* [GOAL] From the listing below, pull out all lines with "frac" in them.

────────────────────────────────────────

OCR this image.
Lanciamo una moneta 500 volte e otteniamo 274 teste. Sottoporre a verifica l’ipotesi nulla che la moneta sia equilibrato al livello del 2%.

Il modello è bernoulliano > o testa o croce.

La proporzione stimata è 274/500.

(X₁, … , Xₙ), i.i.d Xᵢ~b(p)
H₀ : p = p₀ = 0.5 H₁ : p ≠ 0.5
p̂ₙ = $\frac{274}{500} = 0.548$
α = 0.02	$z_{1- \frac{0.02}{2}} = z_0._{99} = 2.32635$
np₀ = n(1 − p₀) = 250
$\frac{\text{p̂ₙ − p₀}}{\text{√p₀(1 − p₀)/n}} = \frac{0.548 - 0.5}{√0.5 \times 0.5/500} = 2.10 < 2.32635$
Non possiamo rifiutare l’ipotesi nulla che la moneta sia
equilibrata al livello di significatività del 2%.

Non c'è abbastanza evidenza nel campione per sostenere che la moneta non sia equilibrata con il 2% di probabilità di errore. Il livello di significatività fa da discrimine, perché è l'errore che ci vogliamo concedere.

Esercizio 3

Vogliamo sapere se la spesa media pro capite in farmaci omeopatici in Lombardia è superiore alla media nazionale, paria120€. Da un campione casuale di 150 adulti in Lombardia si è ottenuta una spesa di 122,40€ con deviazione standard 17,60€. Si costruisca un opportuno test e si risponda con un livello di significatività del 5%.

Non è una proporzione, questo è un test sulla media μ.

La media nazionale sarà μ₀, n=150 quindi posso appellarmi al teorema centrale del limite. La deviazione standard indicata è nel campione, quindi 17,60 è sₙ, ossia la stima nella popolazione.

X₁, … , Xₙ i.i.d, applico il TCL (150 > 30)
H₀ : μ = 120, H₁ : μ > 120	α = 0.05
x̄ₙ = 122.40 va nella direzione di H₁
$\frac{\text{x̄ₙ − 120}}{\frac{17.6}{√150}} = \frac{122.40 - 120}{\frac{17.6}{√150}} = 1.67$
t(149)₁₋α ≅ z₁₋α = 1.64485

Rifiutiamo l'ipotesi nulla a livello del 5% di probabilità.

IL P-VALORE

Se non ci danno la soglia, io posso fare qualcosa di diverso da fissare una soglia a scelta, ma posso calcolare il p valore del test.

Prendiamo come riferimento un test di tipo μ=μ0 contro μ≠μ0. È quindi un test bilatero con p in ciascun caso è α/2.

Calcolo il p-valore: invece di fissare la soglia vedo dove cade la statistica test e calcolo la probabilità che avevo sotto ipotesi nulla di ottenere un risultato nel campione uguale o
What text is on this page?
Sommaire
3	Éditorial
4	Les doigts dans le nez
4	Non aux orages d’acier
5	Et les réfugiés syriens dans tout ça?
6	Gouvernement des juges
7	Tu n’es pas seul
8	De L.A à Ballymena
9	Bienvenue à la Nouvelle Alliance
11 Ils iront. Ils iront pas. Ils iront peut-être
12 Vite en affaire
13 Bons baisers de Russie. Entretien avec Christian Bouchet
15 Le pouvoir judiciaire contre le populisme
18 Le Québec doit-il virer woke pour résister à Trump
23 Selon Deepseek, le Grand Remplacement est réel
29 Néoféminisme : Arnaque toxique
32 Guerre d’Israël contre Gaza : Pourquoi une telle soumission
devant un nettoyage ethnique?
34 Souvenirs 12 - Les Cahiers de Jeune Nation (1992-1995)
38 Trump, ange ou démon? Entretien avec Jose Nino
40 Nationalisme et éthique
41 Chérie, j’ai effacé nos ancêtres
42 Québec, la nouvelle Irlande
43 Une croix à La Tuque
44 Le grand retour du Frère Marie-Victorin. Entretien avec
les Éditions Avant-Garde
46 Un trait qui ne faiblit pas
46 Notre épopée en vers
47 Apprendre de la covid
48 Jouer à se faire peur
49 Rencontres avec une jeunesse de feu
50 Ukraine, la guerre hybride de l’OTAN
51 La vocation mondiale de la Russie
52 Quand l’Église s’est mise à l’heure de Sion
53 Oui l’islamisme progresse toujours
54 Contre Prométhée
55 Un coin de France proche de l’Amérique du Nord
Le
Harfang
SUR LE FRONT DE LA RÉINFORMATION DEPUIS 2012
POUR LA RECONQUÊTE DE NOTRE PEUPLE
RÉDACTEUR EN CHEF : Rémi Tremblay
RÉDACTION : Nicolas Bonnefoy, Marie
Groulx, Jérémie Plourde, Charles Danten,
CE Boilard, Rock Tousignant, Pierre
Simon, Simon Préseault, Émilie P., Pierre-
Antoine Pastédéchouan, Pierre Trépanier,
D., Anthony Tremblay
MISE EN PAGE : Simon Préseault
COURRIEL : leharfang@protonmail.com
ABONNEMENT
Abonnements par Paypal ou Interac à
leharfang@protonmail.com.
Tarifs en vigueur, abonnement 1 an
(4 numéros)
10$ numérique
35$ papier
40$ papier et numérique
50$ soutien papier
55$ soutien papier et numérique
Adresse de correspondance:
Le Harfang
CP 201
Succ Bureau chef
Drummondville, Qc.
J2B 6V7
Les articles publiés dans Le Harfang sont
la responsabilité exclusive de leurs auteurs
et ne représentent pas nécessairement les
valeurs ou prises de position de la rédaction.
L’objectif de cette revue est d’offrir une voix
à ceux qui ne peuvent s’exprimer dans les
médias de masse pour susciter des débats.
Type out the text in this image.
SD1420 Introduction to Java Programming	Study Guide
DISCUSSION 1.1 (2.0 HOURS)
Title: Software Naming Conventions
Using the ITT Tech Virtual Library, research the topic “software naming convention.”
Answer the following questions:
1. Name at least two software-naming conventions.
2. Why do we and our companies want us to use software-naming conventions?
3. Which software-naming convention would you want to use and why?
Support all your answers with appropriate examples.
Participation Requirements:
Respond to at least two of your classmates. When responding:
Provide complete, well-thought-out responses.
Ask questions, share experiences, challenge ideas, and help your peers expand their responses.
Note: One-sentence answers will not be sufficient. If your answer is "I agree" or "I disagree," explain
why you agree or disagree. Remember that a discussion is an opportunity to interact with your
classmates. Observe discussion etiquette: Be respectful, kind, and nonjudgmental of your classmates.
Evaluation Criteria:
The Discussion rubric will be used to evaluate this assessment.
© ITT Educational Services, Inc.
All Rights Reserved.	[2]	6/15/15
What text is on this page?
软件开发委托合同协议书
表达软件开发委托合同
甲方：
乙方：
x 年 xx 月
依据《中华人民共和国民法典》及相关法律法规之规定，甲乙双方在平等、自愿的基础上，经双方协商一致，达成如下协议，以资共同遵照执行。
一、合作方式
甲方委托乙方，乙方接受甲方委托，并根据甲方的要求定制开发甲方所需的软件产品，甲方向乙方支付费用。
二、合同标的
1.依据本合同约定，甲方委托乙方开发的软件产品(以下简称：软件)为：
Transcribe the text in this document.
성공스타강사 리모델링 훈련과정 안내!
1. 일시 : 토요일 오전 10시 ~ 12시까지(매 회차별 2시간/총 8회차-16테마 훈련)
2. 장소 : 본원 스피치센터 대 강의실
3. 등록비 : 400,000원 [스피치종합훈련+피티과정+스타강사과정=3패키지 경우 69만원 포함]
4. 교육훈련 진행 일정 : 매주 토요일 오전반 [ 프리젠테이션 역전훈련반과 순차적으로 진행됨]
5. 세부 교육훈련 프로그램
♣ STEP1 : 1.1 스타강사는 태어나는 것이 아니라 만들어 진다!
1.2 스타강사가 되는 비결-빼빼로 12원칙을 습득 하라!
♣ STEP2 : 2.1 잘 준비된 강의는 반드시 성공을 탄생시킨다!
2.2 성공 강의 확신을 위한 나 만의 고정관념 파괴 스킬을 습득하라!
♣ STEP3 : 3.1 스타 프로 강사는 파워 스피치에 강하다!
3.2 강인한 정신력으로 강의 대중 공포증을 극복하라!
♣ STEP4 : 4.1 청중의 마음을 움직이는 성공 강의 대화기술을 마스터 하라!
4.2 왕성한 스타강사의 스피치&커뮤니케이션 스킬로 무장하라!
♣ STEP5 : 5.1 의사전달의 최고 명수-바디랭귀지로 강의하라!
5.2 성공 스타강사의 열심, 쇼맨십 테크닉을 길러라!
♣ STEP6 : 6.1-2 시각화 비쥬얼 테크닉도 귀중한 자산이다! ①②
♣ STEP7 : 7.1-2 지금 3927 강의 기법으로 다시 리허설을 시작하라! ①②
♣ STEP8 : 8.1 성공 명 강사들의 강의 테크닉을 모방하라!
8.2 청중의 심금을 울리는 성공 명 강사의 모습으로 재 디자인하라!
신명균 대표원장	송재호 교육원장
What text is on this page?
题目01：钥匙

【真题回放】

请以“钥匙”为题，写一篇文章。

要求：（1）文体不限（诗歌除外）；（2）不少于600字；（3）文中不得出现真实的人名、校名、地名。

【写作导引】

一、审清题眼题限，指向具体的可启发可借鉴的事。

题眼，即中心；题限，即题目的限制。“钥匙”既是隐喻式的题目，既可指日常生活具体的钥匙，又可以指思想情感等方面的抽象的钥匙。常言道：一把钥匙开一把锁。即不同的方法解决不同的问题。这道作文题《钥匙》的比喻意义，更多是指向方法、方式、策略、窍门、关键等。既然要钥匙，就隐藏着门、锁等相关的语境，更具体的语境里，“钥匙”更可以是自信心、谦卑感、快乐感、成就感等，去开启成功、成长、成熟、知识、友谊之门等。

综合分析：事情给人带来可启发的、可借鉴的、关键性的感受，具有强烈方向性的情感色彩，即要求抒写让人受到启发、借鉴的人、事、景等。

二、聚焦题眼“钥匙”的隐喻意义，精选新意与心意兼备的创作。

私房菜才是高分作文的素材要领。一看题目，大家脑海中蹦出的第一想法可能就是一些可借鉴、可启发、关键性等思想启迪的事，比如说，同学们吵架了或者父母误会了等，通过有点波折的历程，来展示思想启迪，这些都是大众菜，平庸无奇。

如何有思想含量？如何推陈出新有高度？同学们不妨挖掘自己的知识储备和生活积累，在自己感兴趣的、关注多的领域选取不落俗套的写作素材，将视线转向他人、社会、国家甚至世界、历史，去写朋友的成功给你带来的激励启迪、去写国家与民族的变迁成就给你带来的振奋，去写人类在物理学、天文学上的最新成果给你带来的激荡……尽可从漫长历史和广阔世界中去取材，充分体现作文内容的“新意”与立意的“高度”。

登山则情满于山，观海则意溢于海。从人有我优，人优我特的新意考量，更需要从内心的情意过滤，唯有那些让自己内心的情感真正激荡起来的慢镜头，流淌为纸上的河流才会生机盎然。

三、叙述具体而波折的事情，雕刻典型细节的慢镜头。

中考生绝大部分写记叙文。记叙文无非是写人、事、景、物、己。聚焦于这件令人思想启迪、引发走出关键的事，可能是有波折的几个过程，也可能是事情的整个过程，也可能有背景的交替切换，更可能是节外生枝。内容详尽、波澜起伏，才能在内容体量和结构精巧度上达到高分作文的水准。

────────────────────────────────────────

* [RESPONSE TO THE EXERCISE]
p̂ₙ = $\frac{274}{500} = 0.548$
α = 0.02	$z_{1- \frac{0.02}{2}} = z_0._{99} = 2.32635$
$\frac{\text{p̂ₙ − p₀}}{\text{√p₀(1 − p₀)/n}} = \frac{0.548 - 0.5}{√0.5 \times 0.5/500} = 2.10 < 2.32635$
$\frac{\text{x̄ₙ − 120}}{\frac{17.6}{√150}} = \frac{122.40 - 120}{\frac{17.6}{√150}} = 1.67$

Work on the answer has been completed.